> **Given instruction**
Look through the material and copy each line holding "TfidfTransformer".
Begin Provided entries
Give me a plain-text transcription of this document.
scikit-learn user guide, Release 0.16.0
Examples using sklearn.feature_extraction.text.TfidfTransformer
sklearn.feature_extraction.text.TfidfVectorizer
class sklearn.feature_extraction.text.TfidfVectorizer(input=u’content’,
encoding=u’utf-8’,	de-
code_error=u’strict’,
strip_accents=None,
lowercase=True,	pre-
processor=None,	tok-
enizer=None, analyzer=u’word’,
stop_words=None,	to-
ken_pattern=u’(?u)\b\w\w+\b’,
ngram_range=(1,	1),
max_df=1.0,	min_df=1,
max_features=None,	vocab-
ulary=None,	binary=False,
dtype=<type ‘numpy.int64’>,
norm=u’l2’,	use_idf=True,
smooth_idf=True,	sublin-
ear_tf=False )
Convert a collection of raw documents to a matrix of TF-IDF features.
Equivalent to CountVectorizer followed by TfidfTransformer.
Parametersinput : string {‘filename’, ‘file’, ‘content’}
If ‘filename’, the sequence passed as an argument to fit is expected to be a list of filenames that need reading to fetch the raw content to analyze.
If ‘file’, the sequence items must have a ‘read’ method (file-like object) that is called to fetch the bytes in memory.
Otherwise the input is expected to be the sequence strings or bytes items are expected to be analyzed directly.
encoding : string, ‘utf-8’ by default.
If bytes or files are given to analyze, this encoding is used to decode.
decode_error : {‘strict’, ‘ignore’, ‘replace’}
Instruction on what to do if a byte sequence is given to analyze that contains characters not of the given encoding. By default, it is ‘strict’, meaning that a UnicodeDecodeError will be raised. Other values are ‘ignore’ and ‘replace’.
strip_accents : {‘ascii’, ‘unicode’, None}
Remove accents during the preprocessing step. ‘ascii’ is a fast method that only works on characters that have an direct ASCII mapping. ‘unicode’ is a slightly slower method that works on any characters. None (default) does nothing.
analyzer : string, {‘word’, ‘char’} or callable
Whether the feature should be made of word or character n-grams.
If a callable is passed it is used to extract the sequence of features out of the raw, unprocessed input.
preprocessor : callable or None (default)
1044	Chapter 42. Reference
End Provided entries
> **Output below**
Examples using sklearn.feature_extraction.text.TfidfTransformer
Equivalent to CountVectorizer followed by TfidfTransformer.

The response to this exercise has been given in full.